→ **Data excerpts**
'''

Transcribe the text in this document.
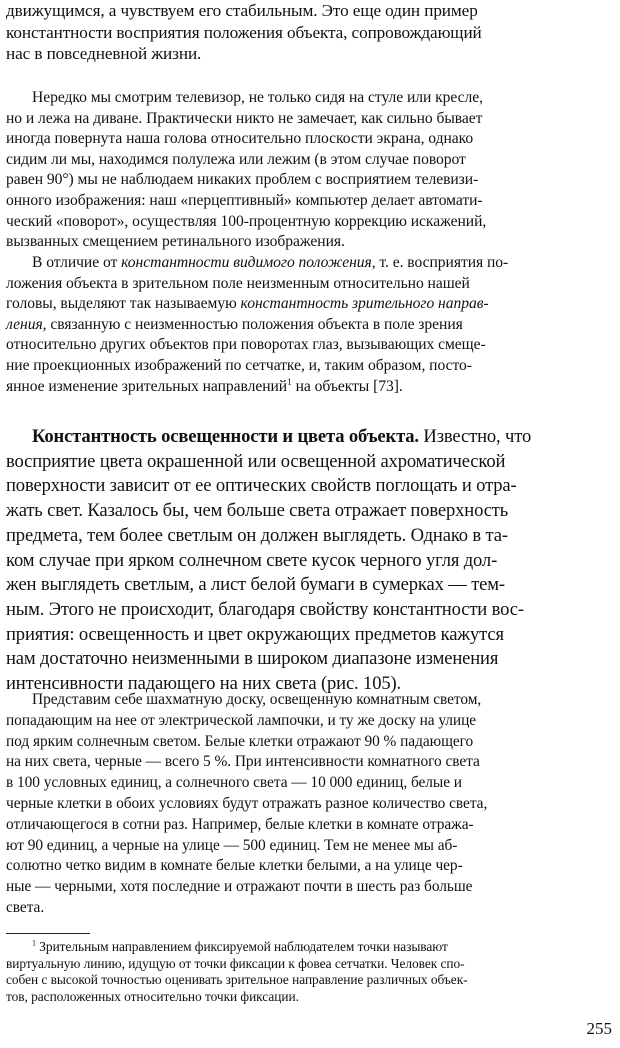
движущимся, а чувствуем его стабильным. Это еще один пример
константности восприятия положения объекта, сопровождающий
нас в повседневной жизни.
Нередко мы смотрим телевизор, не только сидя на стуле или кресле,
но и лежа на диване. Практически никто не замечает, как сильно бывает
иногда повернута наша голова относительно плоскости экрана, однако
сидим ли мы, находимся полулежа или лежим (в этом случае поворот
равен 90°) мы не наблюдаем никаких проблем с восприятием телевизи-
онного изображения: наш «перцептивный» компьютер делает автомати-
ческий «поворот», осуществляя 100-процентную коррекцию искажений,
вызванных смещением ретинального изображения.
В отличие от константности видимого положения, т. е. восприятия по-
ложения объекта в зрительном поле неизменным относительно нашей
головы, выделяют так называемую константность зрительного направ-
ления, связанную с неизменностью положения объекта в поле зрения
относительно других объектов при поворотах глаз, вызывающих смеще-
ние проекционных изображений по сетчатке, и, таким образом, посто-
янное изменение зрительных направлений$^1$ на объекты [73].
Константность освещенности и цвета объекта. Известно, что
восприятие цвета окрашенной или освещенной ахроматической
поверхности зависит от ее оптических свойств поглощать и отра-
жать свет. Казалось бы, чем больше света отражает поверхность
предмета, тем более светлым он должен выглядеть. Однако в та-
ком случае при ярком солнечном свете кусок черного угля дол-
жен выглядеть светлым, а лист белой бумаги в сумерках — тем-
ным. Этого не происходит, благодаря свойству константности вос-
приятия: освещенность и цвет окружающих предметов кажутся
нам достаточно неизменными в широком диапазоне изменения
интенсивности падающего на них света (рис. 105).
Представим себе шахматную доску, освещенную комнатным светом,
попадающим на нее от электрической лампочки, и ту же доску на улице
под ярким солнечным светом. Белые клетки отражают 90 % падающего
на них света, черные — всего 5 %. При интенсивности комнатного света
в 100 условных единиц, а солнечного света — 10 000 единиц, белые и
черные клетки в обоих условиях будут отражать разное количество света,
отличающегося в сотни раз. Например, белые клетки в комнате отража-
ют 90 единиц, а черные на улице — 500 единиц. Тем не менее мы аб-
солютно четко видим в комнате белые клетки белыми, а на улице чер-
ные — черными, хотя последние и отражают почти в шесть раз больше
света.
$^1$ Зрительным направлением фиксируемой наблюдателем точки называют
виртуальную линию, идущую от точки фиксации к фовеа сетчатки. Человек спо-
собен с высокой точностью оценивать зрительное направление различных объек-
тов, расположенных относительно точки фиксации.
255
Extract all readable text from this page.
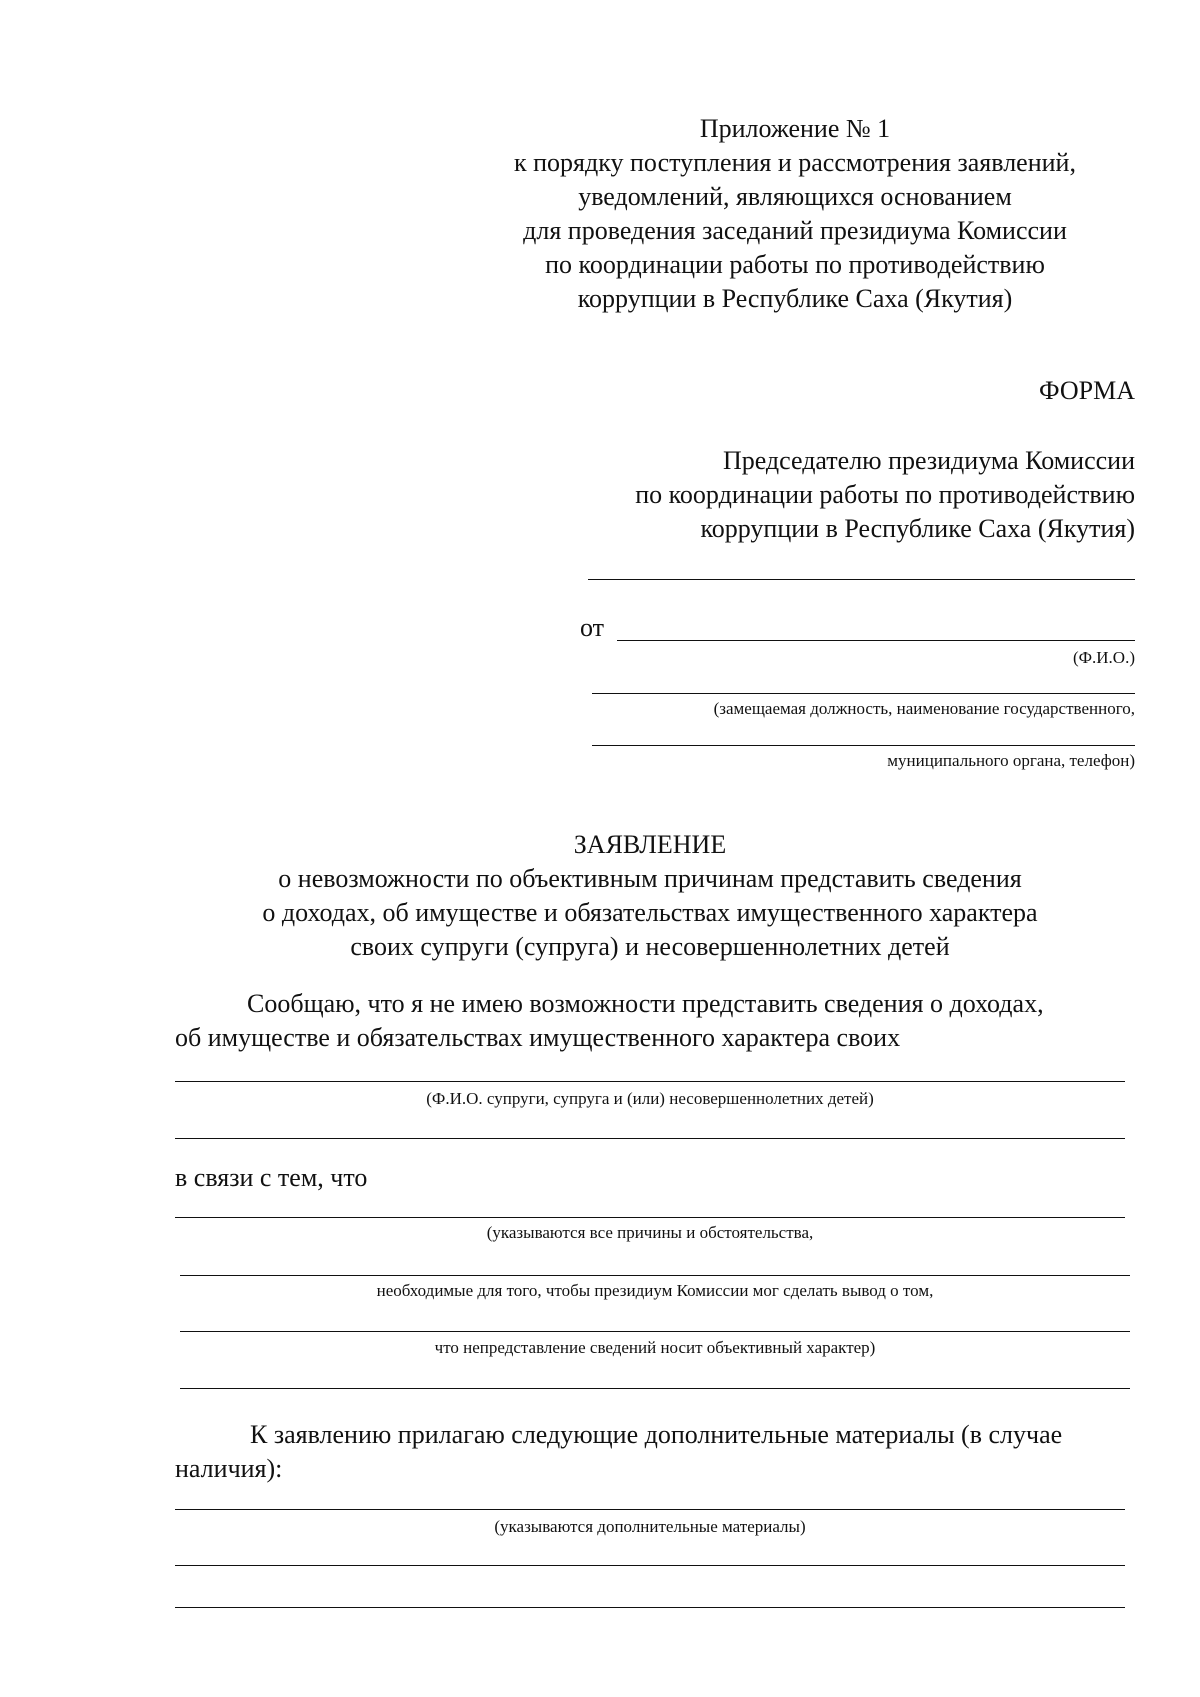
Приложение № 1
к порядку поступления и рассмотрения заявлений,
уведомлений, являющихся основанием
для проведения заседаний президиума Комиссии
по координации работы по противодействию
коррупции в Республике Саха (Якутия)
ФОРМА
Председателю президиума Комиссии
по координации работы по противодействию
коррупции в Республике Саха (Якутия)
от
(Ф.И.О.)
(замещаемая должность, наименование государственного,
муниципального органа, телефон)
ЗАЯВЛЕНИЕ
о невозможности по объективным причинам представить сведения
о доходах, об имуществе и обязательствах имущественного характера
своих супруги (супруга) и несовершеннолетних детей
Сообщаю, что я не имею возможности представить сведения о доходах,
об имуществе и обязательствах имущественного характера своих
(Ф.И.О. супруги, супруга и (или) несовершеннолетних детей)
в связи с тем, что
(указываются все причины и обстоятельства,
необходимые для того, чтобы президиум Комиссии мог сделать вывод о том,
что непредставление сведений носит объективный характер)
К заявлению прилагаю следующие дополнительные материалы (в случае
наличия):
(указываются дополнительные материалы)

'''

→ **WHAT IS ASKED**
Omit every picture while copying the listing above exactly.

→ **ANSWER**
Transcribe the text in this document.
движущимся, а чувствуем его стабильным. Это еще один пример
константности восприятия положения объекта, сопровождающий
нас в повседневной жизни.
Нередко мы смотрим телевизор, не только сидя на стуле или кресле,
но и лежа на диване. Практически никто не замечает, как сильно бывает
иногда повернута наша голова относительно плоскости экрана, однако
сидим ли мы, находимся полулежа или лежим (в этом случае поворот
равен 90°) мы не наблюдаем никаких проблем с восприятием телевизи-
онного изображения: наш «перцептивный» компьютер делает автомати-
ческий «поворот», осуществляя 100-процентную коррекцию искажений,
вызванных смещением ретинального изображения.
В отличие от константности видимого положения, т. е. восприятия по-
ложения объекта в зрительном поле неизменным относительно нашей
головы, выделяют так называемую константность зрительного направ-
ления, связанную с неизменностью положения объекта в поле зрения
относительно других объектов при поворотах глаз, вызывающих смеще-
ние проекционных изображений по сетчатке, и, таким образом, посто-
янное изменение зрительных направлений$^1$ на объекты [73].
Константность освещенности и цвета объекта. Известно, что
восприятие цвета окрашенной или освещенной ахроматической
поверхности зависит от ее оптических свойств поглощать и отра-
жать свет. Казалось бы, чем больше света отражает поверхность
предмета, тем более светлым он должен выглядеть. Однако в та-
ком случае при ярком солнечном свете кусок черного угля дол-
жен выглядеть светлым, а лист белой бумаги в сумерках — тем-
ным. Этого не происходит, благодаря свойству константности вос-
приятия: освещенность и цвет окружающих предметов кажутся
нам достаточно неизменными в широком диапазоне изменения
интенсивности падающего на них света (рис. 105).
Представим себе шахматную доску, освещенную комнатным светом,
попадающим на нее от электрической лампочки, и ту же доску на улице
под ярким солнечным светом. Белые клетки отражают 90 % падающего
на них света, черные — всего 5 %. При интенсивности комнатного света
в 100 условных единиц, а солнечного света — 10 000 единиц, белые и
черные клетки в обоих условиях будут отражать разное количество света,
отличающегося в сотни раз. Например, белые клетки в комнате отража-
ют 90 единиц, а черные на улице — 500 единиц. Тем не менее мы аб-
солютно четко видим в комнате белые клетки белыми, а на улице чер-
ные — черными, хотя последние и отражают почти в шесть раз больше
света.
$^1$ Зрительным направлением фиксируемой наблюдателем точки называют
виртуальную линию, идущую от точки фиксации к фовеа сетчатки. Человек спо-
собен с высокой точностью оценивать зрительное направление различных объек-
тов, расположенных относительно точки фиксации.
255
Extract all readable text from this page.
Приложение № 1
к порядку поступления и рассмотрения заявлений,
уведомлений, являющихся основанием
для проведения заседаний президиума Комиссии
по координации работы по противодействию
коррупции в Республике Саха (Якутия)
ФОРМА
Председателю президиума Комиссии
по координации работы по противодействию
коррупции в Республике Саха (Якутия)
от
(Ф.И.О.)
(замещаемая должность, наименование государственного,
муниципального органа, телефон)
ЗАЯВЛЕНИЕ
о невозможности по объективным причинам представить сведения
о доходах, об имуществе и обязательствах имущественного характера
своих супруги (супруга) и несовершеннолетних детей
Сообщаю, что я не имею возможности представить сведения о доходах,
об имуществе и обязательствах имущественного характера своих
(Ф.И.О. супруги, супруга и (или) несовершеннолетних детей)
в связи с тем, что
(указываются все причины и обстоятельства,
необходимые для того, чтобы президиум Комиссии мог сделать вывод о том,
что непредставление сведений носит объективный характер)
К заявлению прилагаю следующие дополнительные материалы (в случае
наличия):
(указываются дополнительные материалы)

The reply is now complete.